◆ **Exercise details**
Show every line that has the string "vitesses" in it.

━━ Supplied data

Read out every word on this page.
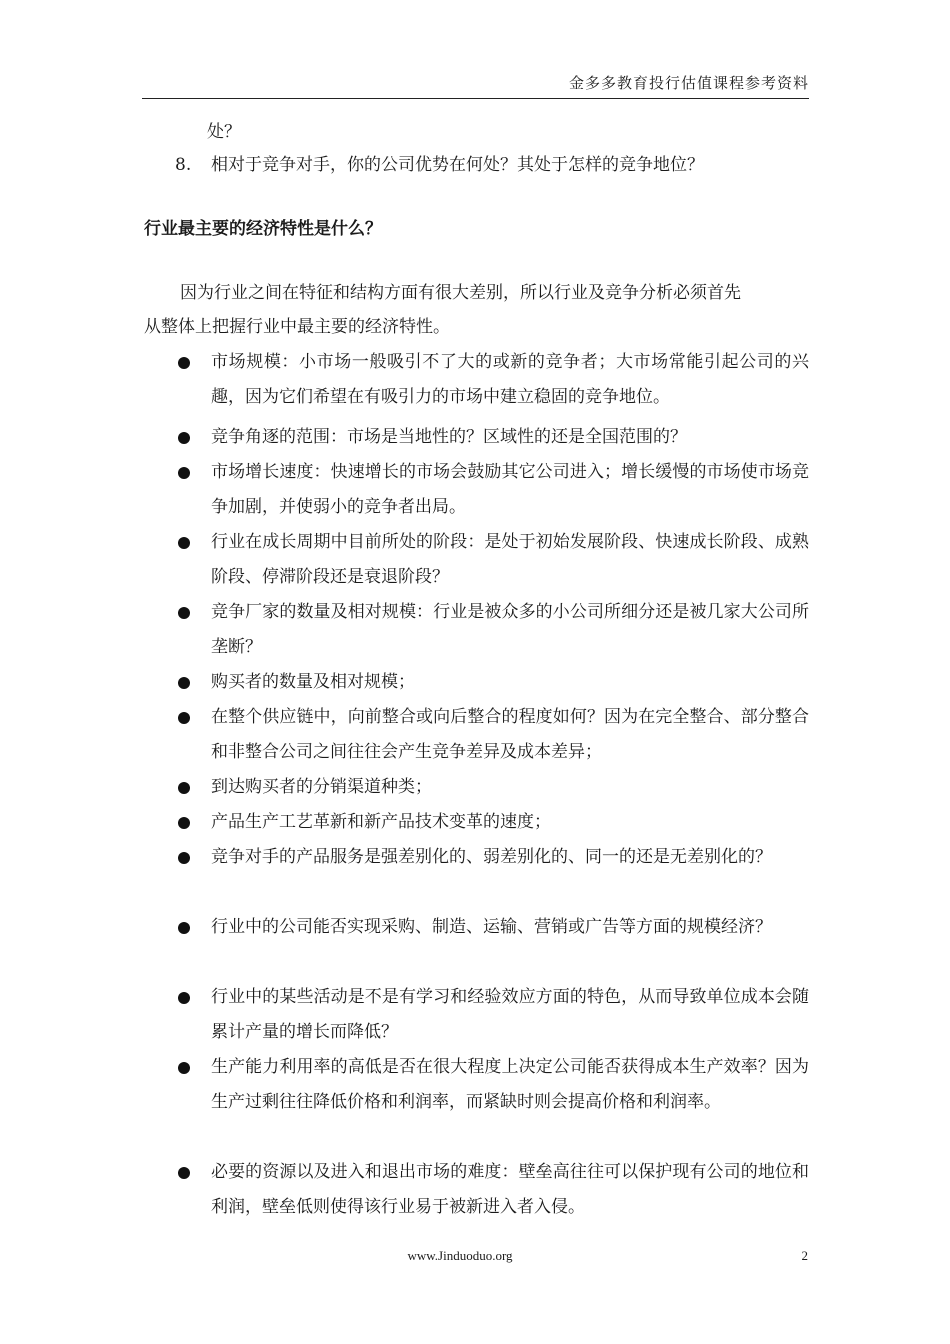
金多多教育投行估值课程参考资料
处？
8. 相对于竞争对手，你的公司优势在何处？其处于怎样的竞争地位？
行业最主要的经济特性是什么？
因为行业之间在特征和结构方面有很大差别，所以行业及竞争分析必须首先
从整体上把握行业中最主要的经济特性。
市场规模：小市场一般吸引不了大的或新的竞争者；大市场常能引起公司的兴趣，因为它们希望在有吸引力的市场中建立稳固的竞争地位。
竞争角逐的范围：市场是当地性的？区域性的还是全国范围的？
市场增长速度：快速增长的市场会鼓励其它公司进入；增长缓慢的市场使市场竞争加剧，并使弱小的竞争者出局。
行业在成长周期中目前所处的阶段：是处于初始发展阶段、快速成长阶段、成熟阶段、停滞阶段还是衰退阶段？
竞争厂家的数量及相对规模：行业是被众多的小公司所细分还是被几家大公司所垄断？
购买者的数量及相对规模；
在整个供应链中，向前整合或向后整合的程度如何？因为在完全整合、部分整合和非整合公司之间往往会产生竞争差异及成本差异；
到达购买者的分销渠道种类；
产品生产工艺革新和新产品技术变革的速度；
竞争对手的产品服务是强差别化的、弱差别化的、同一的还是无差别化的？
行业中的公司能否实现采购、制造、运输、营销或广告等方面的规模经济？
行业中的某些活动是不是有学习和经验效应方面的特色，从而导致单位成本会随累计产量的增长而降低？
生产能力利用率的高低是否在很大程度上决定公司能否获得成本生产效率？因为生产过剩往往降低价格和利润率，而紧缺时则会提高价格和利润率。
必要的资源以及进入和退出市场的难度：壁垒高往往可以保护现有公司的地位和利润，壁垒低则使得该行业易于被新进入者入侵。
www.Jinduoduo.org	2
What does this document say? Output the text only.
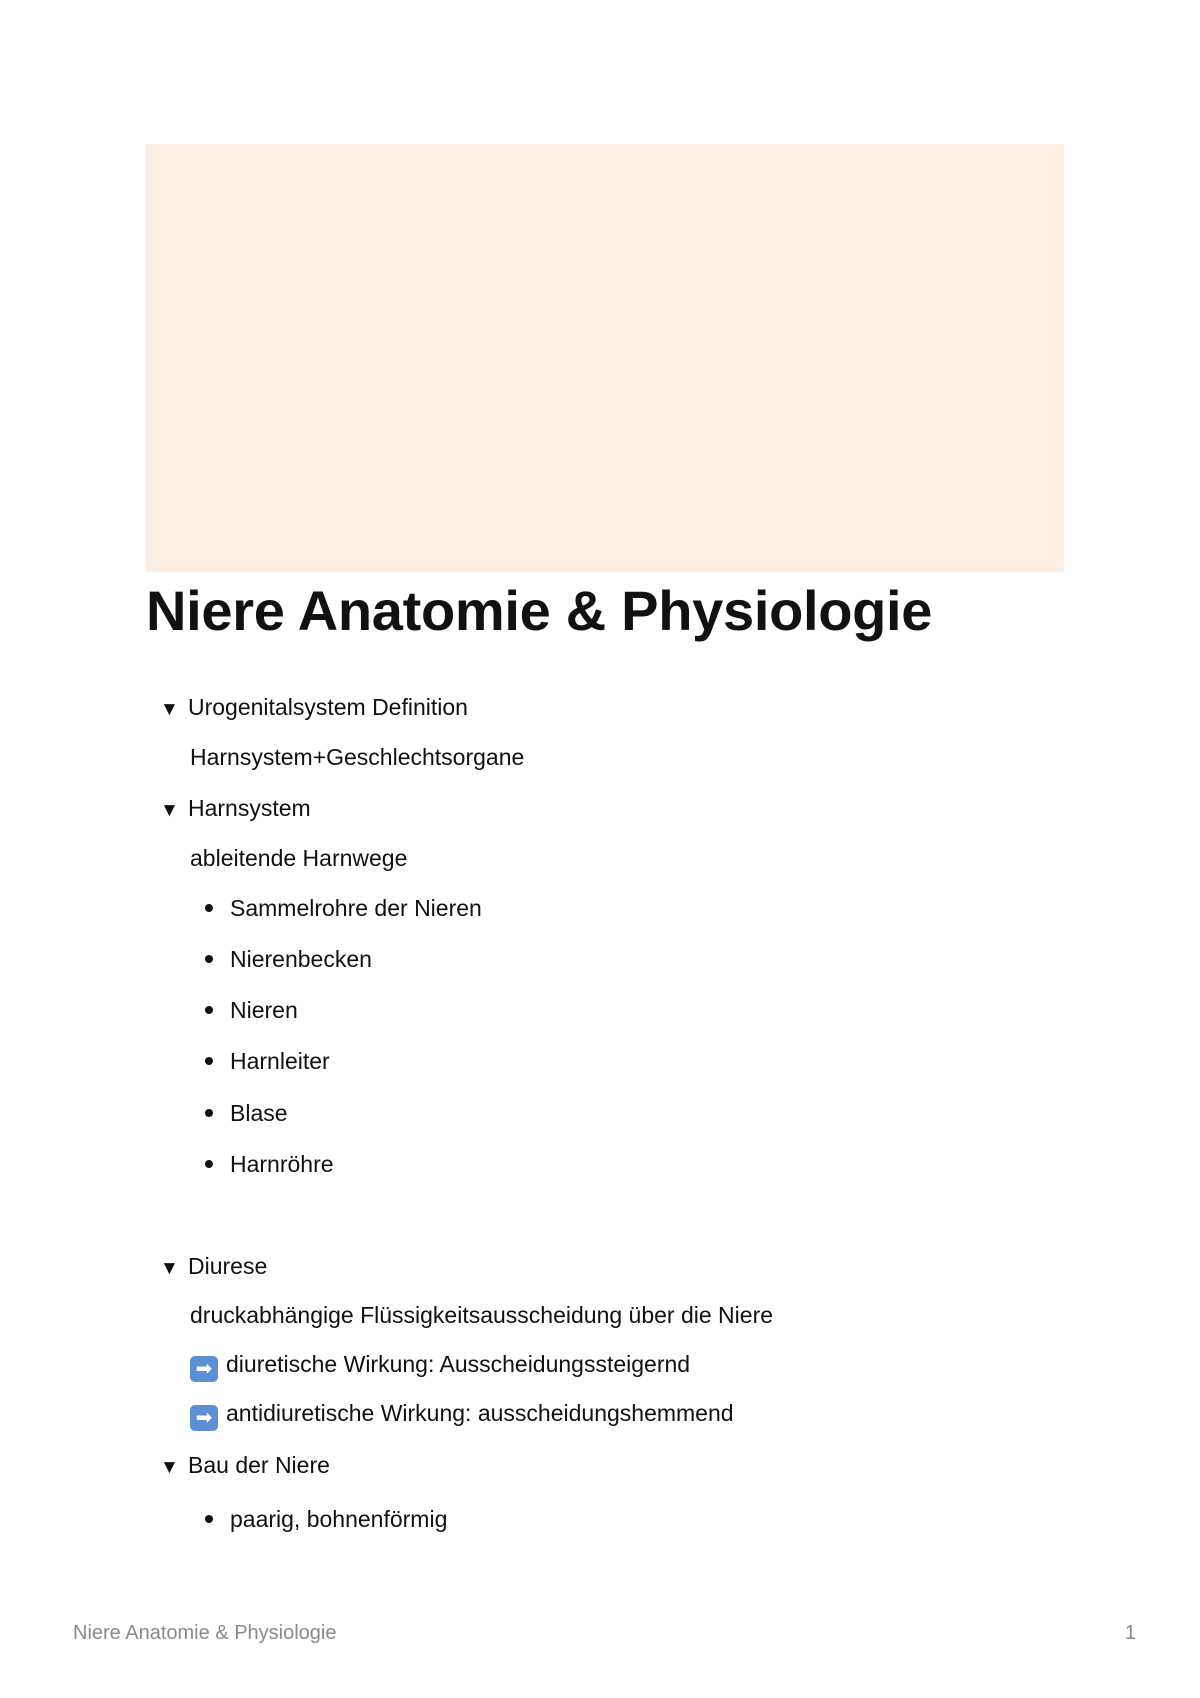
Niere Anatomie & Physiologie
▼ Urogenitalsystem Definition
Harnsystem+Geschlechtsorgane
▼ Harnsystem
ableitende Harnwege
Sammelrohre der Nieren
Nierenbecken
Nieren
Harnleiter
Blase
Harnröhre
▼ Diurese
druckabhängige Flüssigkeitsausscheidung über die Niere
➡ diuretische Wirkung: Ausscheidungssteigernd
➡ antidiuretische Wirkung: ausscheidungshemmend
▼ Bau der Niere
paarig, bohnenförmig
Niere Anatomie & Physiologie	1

━━━━
━━ Supplied data

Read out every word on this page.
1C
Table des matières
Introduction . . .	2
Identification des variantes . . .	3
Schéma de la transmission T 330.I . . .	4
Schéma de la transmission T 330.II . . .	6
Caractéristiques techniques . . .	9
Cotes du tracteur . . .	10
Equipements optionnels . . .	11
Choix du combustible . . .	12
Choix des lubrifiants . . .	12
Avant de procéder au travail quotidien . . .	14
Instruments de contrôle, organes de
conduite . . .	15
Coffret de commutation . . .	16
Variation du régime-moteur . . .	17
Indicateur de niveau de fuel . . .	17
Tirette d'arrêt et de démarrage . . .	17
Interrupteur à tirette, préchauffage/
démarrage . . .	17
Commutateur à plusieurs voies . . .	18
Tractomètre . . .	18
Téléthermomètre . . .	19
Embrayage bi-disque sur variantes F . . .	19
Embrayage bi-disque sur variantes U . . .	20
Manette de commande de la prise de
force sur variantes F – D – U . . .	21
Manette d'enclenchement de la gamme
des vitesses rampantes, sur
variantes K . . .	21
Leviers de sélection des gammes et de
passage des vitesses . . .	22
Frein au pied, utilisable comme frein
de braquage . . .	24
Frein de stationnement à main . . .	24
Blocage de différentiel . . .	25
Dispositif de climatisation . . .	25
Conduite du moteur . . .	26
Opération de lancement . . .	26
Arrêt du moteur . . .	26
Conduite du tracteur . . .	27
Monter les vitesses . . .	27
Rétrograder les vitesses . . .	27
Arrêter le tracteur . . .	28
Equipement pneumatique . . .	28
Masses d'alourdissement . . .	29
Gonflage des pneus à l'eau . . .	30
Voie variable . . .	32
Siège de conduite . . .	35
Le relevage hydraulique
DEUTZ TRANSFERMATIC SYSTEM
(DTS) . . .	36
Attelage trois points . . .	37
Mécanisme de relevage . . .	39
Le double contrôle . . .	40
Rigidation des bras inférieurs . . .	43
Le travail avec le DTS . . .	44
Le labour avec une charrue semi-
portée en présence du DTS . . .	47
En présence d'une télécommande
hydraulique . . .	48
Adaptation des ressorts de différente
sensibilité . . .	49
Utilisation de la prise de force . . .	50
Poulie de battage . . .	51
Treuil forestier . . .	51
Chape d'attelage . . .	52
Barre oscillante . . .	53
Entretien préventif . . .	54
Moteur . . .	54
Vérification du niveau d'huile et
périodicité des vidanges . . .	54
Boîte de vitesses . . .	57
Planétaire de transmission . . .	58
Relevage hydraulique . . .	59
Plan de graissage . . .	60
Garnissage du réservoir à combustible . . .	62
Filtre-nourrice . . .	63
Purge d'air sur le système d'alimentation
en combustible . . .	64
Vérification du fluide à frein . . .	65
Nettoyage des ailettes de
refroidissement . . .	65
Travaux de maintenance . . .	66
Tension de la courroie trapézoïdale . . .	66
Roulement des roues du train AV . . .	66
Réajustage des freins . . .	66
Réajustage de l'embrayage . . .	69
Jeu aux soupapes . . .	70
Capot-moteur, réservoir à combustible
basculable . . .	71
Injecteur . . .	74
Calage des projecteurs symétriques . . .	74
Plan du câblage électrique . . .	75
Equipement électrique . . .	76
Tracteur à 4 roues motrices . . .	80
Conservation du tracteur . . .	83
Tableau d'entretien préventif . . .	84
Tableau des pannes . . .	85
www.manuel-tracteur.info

━━━━
━━ Supplied data

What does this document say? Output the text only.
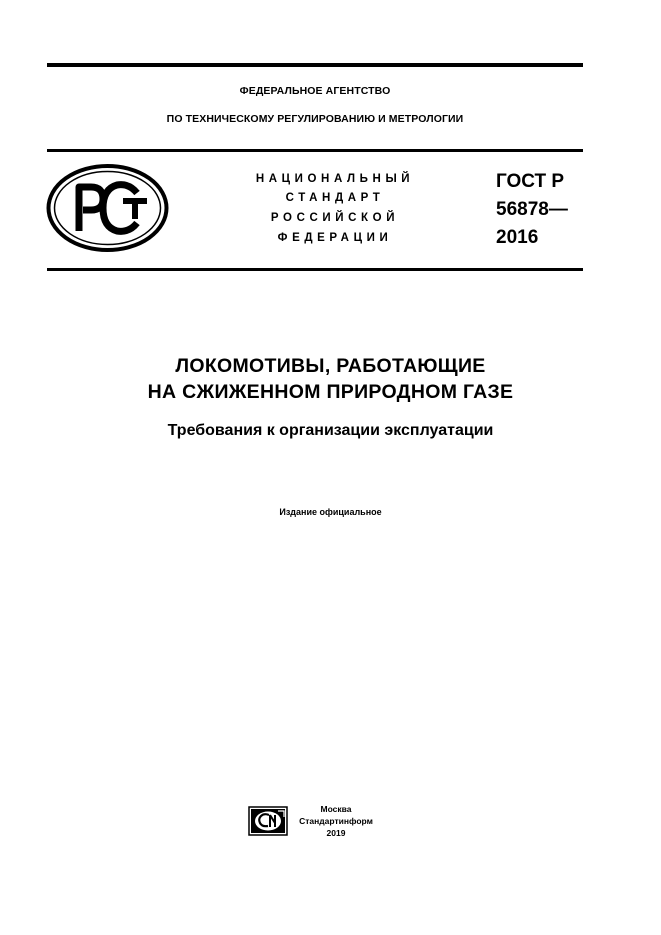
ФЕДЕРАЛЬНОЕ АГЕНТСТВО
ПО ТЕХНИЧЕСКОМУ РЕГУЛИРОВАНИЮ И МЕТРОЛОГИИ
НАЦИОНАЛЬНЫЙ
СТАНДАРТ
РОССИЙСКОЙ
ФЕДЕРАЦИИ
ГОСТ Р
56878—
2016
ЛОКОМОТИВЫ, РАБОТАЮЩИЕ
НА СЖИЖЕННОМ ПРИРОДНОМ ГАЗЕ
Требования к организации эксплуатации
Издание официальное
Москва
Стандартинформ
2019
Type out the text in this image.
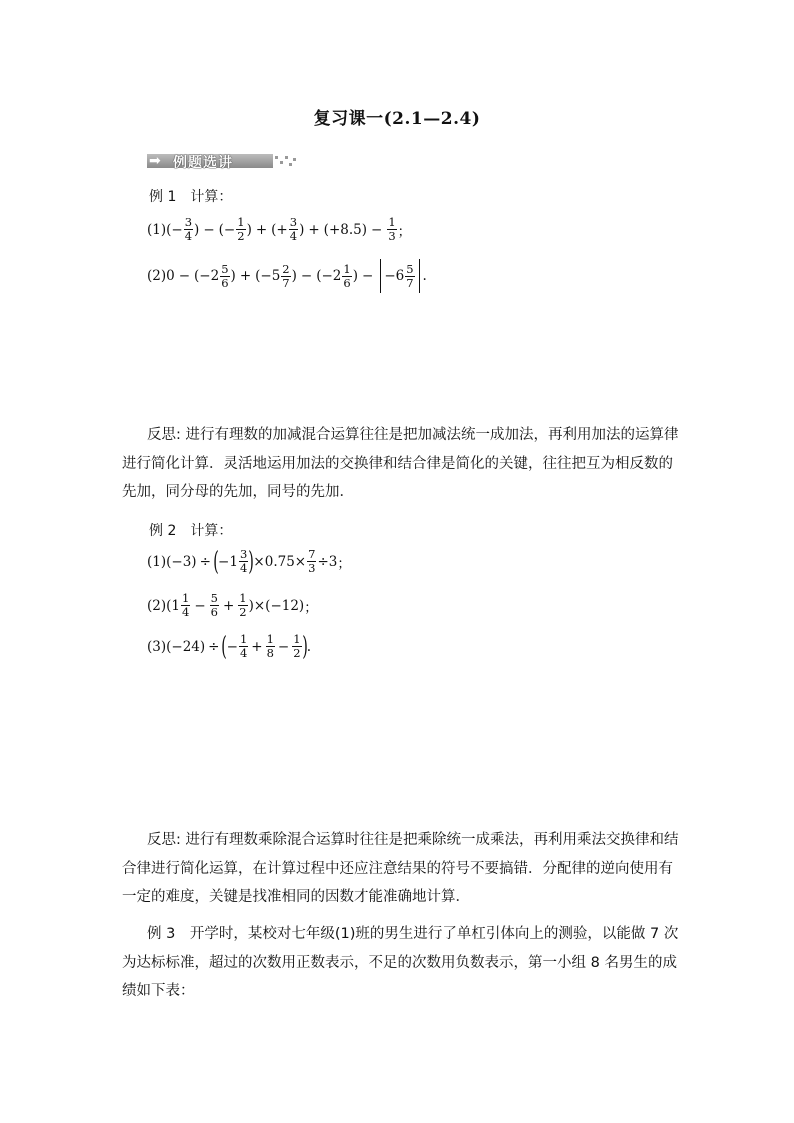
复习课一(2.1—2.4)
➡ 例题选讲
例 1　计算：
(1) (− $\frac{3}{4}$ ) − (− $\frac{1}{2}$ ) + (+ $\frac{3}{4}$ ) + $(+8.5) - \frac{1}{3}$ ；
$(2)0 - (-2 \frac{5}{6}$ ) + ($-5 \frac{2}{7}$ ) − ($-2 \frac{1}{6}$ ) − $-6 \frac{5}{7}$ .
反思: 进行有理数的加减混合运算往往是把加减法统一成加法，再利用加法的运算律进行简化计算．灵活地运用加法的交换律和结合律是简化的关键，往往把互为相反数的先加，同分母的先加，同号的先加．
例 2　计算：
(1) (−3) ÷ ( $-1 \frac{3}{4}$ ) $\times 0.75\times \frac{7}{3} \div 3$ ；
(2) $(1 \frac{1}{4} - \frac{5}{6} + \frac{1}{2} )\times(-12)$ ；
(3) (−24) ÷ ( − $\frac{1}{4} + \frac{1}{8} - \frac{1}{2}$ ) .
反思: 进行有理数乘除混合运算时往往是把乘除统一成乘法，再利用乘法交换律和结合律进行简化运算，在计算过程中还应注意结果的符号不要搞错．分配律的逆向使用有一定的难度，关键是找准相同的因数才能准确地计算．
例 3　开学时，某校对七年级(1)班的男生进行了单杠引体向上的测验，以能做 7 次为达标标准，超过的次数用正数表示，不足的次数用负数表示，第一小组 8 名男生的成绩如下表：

━━━━

◆ **Complete answer**
des vitesses rampantes, sur
passage des vitesses . . .	22
Monter les vitesses . . .	27
Rétrograder les vitesses . . .	27
Boîte de vitesses . . .	57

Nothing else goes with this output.